** start of Material for this exercise **

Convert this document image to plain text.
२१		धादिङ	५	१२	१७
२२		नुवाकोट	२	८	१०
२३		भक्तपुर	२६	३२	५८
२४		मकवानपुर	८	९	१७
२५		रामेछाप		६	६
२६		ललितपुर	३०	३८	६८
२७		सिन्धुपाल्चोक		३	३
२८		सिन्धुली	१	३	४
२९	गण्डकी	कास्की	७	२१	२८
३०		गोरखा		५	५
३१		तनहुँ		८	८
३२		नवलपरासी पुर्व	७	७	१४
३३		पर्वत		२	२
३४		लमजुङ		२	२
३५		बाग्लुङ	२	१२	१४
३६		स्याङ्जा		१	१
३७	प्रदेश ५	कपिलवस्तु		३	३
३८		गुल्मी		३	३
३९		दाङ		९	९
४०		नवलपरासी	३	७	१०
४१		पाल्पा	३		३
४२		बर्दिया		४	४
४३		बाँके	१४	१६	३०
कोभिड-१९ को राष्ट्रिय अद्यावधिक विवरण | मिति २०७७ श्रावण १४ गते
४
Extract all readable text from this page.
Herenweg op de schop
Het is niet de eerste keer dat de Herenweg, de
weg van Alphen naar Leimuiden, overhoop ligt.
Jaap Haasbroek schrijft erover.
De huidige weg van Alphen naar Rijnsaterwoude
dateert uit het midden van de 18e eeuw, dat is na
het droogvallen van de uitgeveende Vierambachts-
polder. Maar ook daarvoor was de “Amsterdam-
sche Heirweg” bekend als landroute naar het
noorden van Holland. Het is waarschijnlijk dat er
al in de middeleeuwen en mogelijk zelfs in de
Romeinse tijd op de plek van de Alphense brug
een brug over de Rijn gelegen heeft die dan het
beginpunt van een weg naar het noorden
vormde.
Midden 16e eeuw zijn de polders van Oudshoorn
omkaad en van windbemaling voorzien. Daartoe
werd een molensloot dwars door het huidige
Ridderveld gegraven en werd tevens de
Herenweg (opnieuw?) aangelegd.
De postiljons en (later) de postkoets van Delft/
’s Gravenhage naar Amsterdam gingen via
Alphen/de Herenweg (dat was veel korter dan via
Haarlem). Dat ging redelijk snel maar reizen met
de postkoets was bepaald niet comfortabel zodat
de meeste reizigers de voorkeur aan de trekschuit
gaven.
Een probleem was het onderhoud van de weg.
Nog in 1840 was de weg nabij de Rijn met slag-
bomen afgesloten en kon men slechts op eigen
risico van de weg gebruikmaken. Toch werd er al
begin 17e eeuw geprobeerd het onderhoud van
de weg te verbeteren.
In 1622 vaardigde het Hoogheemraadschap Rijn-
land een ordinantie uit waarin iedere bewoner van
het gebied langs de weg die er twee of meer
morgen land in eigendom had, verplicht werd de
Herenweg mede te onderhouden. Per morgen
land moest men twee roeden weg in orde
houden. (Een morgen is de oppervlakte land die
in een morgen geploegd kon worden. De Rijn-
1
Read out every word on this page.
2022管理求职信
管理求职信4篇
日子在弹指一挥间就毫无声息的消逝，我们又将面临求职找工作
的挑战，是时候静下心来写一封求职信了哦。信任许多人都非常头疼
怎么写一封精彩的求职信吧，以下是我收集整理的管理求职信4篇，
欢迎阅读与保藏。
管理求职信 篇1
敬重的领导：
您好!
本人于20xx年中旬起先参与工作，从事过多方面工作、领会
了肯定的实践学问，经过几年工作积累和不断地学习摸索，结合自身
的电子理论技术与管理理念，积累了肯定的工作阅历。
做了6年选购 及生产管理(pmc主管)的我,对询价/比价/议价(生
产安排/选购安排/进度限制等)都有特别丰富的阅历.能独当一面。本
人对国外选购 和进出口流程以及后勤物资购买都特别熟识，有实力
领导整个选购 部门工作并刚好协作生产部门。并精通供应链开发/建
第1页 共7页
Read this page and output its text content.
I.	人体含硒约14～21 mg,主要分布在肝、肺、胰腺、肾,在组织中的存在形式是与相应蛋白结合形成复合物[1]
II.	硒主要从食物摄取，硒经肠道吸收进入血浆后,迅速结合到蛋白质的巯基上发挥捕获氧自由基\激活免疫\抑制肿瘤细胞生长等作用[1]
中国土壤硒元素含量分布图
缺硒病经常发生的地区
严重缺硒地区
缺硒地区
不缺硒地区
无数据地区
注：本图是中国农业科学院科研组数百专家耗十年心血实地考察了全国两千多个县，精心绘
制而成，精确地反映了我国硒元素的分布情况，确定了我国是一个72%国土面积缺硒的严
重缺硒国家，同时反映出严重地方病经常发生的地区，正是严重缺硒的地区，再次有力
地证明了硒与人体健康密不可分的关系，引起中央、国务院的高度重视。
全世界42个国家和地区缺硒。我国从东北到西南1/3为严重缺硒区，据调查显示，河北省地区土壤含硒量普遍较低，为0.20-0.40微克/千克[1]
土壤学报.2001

** end of Material for this exercise **

Make an exact copy of all the data.

Convert this document image to plain text.
२१		धादिङ	५	१२	१७
२२		नुवाकोट	२	८	१०
२३		भक्तपुर	२६	३२	५८
२४		मकवानपुर	८	९	१७
२५		रामेछाप		६	६
२६		ललितपुर	३०	३८	६८
२७		सिन्धुपाल्चोक		३	३
२८		सिन्धुली	१	३	४
२९	गण्डकी	कास्की	७	२१	२८
३०		गोरखा		५	५
३१		तनहुँ		८	८
३२		नवलपरासी पुर्व	७	७	१४
३३		पर्वत		२	२
३४		लमजुङ		२	२
३५		बाग्लुङ	२	१२	१४
३६		स्याङ्जा		१	१
३७	प्रदेश ५	कपिलवस्तु		३	३
३८		गुल्मी		३	३
३९		दाङ		९	९
४०		नवलपरासी	३	७	१०
४१		पाल्पा	३		३
४२		बर्दिया		४	४
४३		बाँके	१४	१६	३०
कोभिड-१९ को राष्ट्रिय अद्यावधिक विवरण | मिति २०७७ श्रावण १४ गते
४
Extract all readable text from this page.
Herenweg op de schop
Het is niet de eerste keer dat de Herenweg, de
weg van Alphen naar Leimuiden, overhoop ligt.
Jaap Haasbroek schrijft erover.
De huidige weg van Alphen naar Rijnsaterwoude
dateert uit het midden van de 18e eeuw, dat is na
het droogvallen van de uitgeveende Vierambachts-
polder. Maar ook daarvoor was de “Amsterdam-
sche Heirweg” bekend als landroute naar het
noorden van Holland. Het is waarschijnlijk dat er
al in de middeleeuwen en mogelijk zelfs in de
Romeinse tijd op de plek van de Alphense brug
een brug over de Rijn gelegen heeft die dan het
beginpunt van een weg naar het noorden
vormde.
Midden 16e eeuw zijn de polders van Oudshoorn
omkaad en van windbemaling voorzien. Daartoe
werd een molensloot dwars door het huidige
Ridderveld gegraven en werd tevens de
Herenweg (opnieuw?) aangelegd.
De postiljons en (later) de postkoets van Delft/
’s Gravenhage naar Amsterdam gingen via
Alphen/de Herenweg (dat was veel korter dan via
Haarlem). Dat ging redelijk snel maar reizen met
de postkoets was bepaald niet comfortabel zodat
de meeste reizigers de voorkeur aan de trekschuit
gaven.
Een probleem was het onderhoud van de weg.
Nog in 1840 was de weg nabij de Rijn met slag-
bomen afgesloten en kon men slechts op eigen
risico van de weg gebruikmaken. Toch werd er al
begin 17e eeuw geprobeerd het onderhoud van
de weg te verbeteren.
In 1622 vaardigde het Hoogheemraadschap Rijn-
land een ordinantie uit waarin iedere bewoner van
het gebied langs de weg die er twee of meer
morgen land in eigendom had, verplicht werd de
Herenweg mede te onderhouden. Per morgen
land moest men twee roeden weg in orde
houden. (Een morgen is de oppervlakte land die
in een morgen geploegd kon worden. De Rijn-
1
Read out every word on this page.
2022管理求职信
管理求职信4篇
日子在弹指一挥间就毫无声息的消逝，我们又将面临求职找工作
的挑战，是时候静下心来写一封求职信了哦。信任许多人都非常头疼
怎么写一封精彩的求职信吧，以下是我收集整理的管理求职信4篇，
欢迎阅读与保藏。
管理求职信 篇1
敬重的领导：
您好!
本人于20xx年中旬起先参与工作，从事过多方面工作、领会
了肯定的实践学问，经过几年工作积累和不断地学习摸索，结合自身
的电子理论技术与管理理念，积累了肯定的工作阅历。
做了6年选购 及生产管理(pmc主管)的我,对询价/比价/议价(生
产安排/选购安排/进度限制等)都有特别丰富的阅历.能独当一面。本
人对国外选购 和进出口流程以及后勤物资购买都特别熟识，有实力
领导整个选购 部门工作并刚好协作生产部门。并精通供应链开发/建
第1页 共7页
Read this page and output its text content.
I.	人体含硒约14～21 mg,主要分布在肝、肺、胰腺、肾,在组织中的存在形式是与相应蛋白结合形成复合物[1]
II.	硒主要从食物摄取，硒经肠道吸收进入血浆后,迅速结合到蛋白质的巯基上发挥捕获氧自由基\激活免疫\抑制肿瘤细胞生长等作用[1]
中国土壤硒元素含量分布图
缺硒病经常发生的地区
严重缺硒地区
缺硒地区
不缺硒地区
无数据地区
注：本图是中国农业科学院科研组数百专家耗十年心血实地考察了全国两千多个县，精心绘
制而成，精确地反映了我国硒元素的分布情况，确定了我国是一个72%国土面积缺硒的严
重缺硒国家，同时反映出严重地方病经常发生的地区，正是严重缺硒的地区，再次有力
地证明了硒与人体健康密不可分的关系，引起中央、国务院的高度重视。
全世界42个国家和地区缺硒。我国从东北到西南1/3为严重缺硒区，据调查显示，河北省地区土壤含硒量普遍较低，为0.20-0.40微克/千克[1]
土壤学报.2001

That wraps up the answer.